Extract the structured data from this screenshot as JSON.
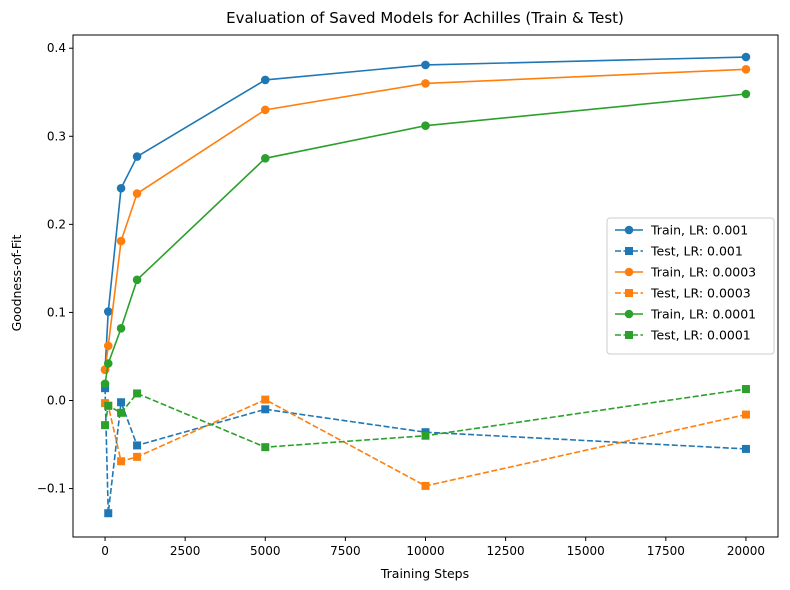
{
  "chart_data": {
    "type": "line",
    "title": "Evaluation of Saved Models for Achilles (Train & Test)",
    "xlabel": "Training Steps",
    "ylabel": "Goodness-of-Fit",
    "xlim": [
      -1000,
      21000
    ],
    "ylim": [
      -0.155,
      0.415
    ],
    "xticks": [
      0,
      2500,
      5000,
      7500,
      10000,
      12500,
      15000,
      17500,
      20000
    ],
    "xtick_labels": [
      "0",
      "2500",
      "5000",
      "7500",
      "10000",
      "12500",
      "15000",
      "17500",
      "20000"
    ],
    "yticks": [
      -0.1,
      0.0,
      0.1,
      0.2,
      0.3,
      0.4
    ],
    "ytick_labels": [
      "−0.1",
      "0.0",
      "0.1",
      "0.2",
      "0.3",
      "0.4"
    ],
    "grid": false,
    "legend_position": "center-right",
    "x": [
      0,
      100,
      500,
      1000,
      5000,
      10000,
      20000
    ],
    "series": [
      {
        "name": "Train, LR: 0.001",
        "color": "#1f77b4",
        "linestyle": "solid",
        "marker": "circle",
        "values": [
          0.035,
          0.101,
          0.241,
          0.277,
          0.364,
          0.381,
          0.39
        ]
      },
      {
        "name": "Test, LR: 0.001",
        "color": "#1f77b4",
        "linestyle": "dashed",
        "marker": "square",
        "values": [
          0.014,
          -0.128,
          -0.002,
          -0.051,
          -0.01,
          -0.036,
          -0.055
        ]
      },
      {
        "name": "Train, LR: 0.0003",
        "color": "#ff7f0e",
        "linestyle": "solid",
        "marker": "circle",
        "values": [
          0.035,
          0.062,
          0.181,
          0.235,
          0.33,
          0.36,
          0.376
        ]
      },
      {
        "name": "Test, LR: 0.0003",
        "color": "#ff7f0e",
        "linestyle": "dashed",
        "marker": "square",
        "values": [
          -0.003,
          -0.006,
          -0.069,
          -0.064,
          0.001,
          -0.097,
          -0.016
        ]
      },
      {
        "name": "Train, LR: 0.0001",
        "color": "#2ca02c",
        "linestyle": "solid",
        "marker": "circle",
        "values": [
          0.019,
          0.042,
          0.082,
          0.137,
          0.275,
          0.312,
          0.348
        ]
      },
      {
        "name": "Test, LR: 0.0001",
        "color": "#2ca02c",
        "linestyle": "dashed",
        "marker": "square",
        "values": [
          -0.028,
          -0.006,
          -0.014,
          0.008,
          -0.053,
          -0.04,
          0.013
        ]
      }
    ]
  }
}
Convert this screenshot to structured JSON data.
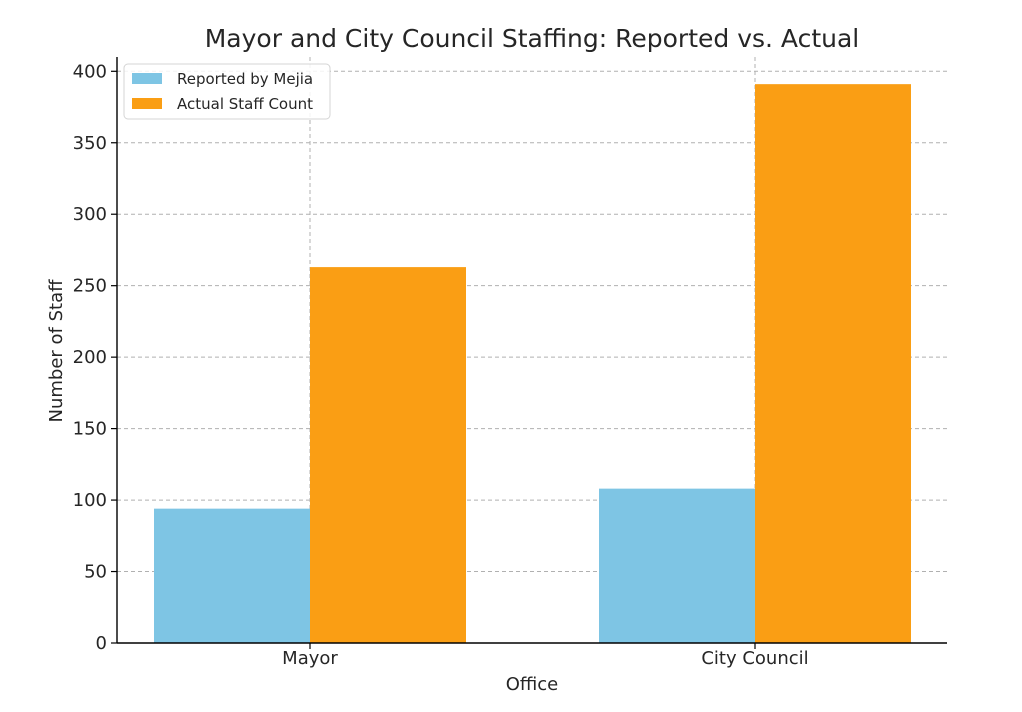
{
  "chart_data": {
    "type": "bar",
    "title": "Mayor and City Council Staffing: Reported vs. Actual",
    "xlabel": "Office",
    "ylabel": "Number of Staff",
    "categories": [
      "Mayor",
      "City Council"
    ],
    "series": [
      {
        "name": "Reported by Mejia",
        "values": [
          94,
          108
        ],
        "color": "#7ec5e4"
      },
      {
        "name": "Actual Staff Count",
        "values": [
          263,
          391
        ],
        "color": "#fa9e14"
      }
    ],
    "ylim": [
      0,
      410
    ],
    "yticks": [
      0,
      50,
      100,
      150,
      200,
      250,
      300,
      350,
      400
    ],
    "grid": true,
    "legend_position": "top-left"
  }
}
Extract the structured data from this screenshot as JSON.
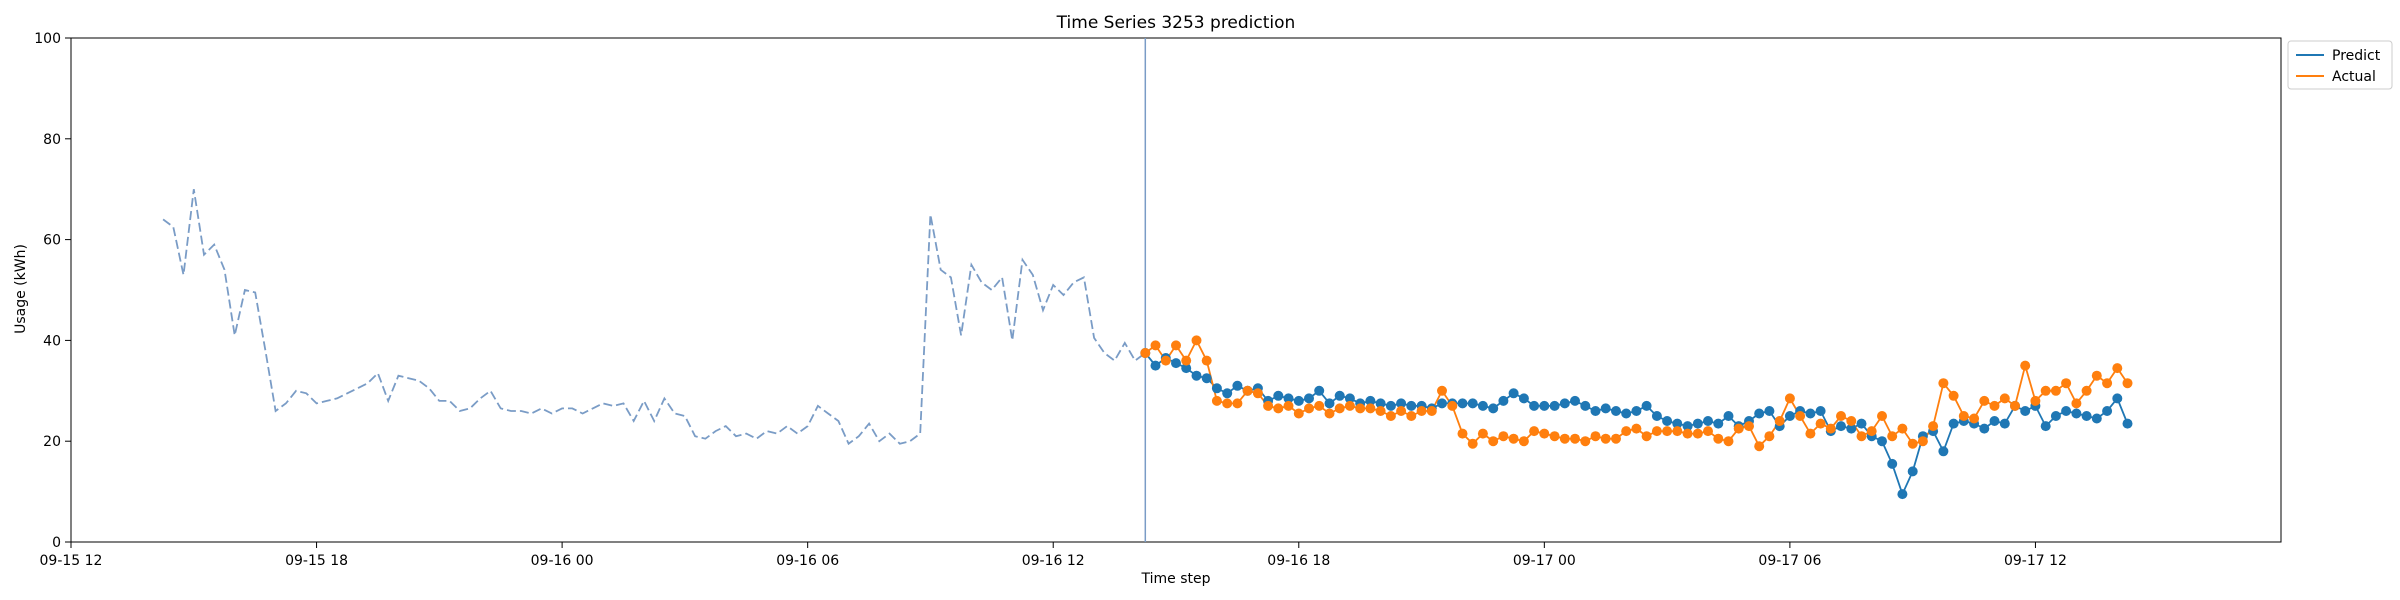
+ + + + + + +
> _Goal_: Search the lines for "Test". Copy each line that has it.

> _Result of this exercise_:
    "title": "Evaluation of Saved Models for Achilles (Train & Test)",
        "name": "Test, LR: 0.001",
        "name": "Test, LR: 0.0003",
        "name": "Test, LR: 0.0001",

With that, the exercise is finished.